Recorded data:
*****

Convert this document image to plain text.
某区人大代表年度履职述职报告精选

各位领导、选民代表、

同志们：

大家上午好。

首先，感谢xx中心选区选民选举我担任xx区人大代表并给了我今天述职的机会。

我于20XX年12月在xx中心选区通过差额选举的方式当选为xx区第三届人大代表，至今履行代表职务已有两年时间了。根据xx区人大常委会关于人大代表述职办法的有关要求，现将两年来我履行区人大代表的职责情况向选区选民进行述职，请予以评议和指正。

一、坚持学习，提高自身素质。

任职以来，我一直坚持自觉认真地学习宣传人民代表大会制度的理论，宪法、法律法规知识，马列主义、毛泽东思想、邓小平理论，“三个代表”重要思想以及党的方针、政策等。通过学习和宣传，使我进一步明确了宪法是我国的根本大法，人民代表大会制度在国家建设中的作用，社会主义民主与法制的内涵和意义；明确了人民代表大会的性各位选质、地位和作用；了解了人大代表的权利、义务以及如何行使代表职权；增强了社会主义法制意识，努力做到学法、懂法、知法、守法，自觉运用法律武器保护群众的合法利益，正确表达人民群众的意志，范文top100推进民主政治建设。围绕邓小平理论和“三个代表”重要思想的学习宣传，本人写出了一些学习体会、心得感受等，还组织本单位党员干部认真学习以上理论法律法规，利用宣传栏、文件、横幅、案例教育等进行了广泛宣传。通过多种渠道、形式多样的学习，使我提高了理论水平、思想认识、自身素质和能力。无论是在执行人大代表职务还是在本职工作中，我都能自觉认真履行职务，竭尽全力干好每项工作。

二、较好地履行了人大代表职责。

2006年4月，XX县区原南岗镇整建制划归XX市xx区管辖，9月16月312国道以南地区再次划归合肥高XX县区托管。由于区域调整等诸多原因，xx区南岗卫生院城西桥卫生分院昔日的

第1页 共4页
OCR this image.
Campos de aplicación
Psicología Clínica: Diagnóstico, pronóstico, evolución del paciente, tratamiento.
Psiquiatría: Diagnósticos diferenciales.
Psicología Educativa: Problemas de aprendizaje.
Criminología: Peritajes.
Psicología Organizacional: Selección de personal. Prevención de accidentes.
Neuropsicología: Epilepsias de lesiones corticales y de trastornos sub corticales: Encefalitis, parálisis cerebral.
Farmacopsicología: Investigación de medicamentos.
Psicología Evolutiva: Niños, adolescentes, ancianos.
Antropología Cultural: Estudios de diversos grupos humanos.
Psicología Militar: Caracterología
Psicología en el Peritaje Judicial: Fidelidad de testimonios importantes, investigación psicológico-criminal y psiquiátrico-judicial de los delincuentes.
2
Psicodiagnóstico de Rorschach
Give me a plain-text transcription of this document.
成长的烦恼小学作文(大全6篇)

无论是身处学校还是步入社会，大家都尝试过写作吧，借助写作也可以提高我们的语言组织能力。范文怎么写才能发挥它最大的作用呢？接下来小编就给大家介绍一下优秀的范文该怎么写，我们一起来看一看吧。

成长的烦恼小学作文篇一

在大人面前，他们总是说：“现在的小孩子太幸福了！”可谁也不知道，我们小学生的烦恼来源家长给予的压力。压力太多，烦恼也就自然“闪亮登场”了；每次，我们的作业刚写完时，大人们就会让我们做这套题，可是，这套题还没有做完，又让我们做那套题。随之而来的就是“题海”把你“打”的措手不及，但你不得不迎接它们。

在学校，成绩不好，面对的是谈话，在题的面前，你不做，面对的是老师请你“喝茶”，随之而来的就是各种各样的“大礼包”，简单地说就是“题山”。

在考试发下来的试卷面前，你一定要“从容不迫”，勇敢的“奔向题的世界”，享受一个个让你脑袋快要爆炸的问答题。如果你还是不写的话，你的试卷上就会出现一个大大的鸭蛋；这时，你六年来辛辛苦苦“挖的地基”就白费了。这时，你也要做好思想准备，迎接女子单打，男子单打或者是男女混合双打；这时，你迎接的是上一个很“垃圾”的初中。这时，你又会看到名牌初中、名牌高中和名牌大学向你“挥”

*****

**Aim of the exercise:** Everything from the line containing "OCR this image." to the end of the data above should be quoted exactly, please, both ends included, and nothing outside that span.

**Expected output:**
OCR this image.
Campos de aplicación
Psicología Clínica: Diagnóstico, pronóstico, evolución del paciente, tratamiento.
Psiquiatría: Diagnósticos diferenciales.
Psicología Educativa: Problemas de aprendizaje.
Criminología: Peritajes.
Psicología Organizacional: Selección de personal. Prevención de accidentes.
Neuropsicología: Epilepsias de lesiones corticales y de trastornos sub corticales: Encefalitis, parálisis cerebral.
Farmacopsicología: Investigación de medicamentos.
Psicología Evolutiva: Niños, adolescentes, ancianos.
Antropología Cultural: Estudios de diversos grupos humanos.
Psicología Militar: Caracterología
Psicología en el Peritaje Judicial: Fidelidad de testimonios importantes, investigación psicológico-criminal y psiquiátrico-judicial de los delincuentes.
2
Psicodiagnóstico de Rorschach
Give me a plain-text transcription of this document.
成长的烦恼小学作文(大全6篇)

无论是身处学校还是步入社会，大家都尝试过写作吧，借助写作也可以提高我们的语言组织能力。范文怎么写才能发挥它最大的作用呢？接下来小编就给大家介绍一下优秀的范文该怎么写，我们一起来看一看吧。

成长的烦恼小学作文篇一

在大人面前，他们总是说：“现在的小孩子太幸福了！”可谁也不知道，我们小学生的烦恼来源家长给予的压力。压力太多，烦恼也就自然“闪亮登场”了；每次，我们的作业刚写完时，大人们就会让我们做这套题，可是，这套题还没有做完，又让我们做那套题。随之而来的就是“题海”把你“打”的措手不及，但你不得不迎接它们。

在学校，成绩不好，面对的是谈话，在题的面前，你不做，面对的是老师请你“喝茶”，随之而来的就是各种各样的“大礼包”，简单地说就是“题山”。

在考试发下来的试卷面前，你一定要“从容不迫”，勇敢的“奔向题的世界”，享受一个个让你脑袋快要爆炸的问答题。如果你还是不写的话，你的试卷上就会出现一个大大的鸭蛋；这时，你六年来辛辛苦苦“挖的地基”就白费了。这时，你也要做好思想准备，迎接女子单打，男子单打或者是男女混合双打；这时，你迎接的是上一个很“垃圾”的初中。这时，你又会看到名牌初中、名牌高中和名牌大学向你“挥”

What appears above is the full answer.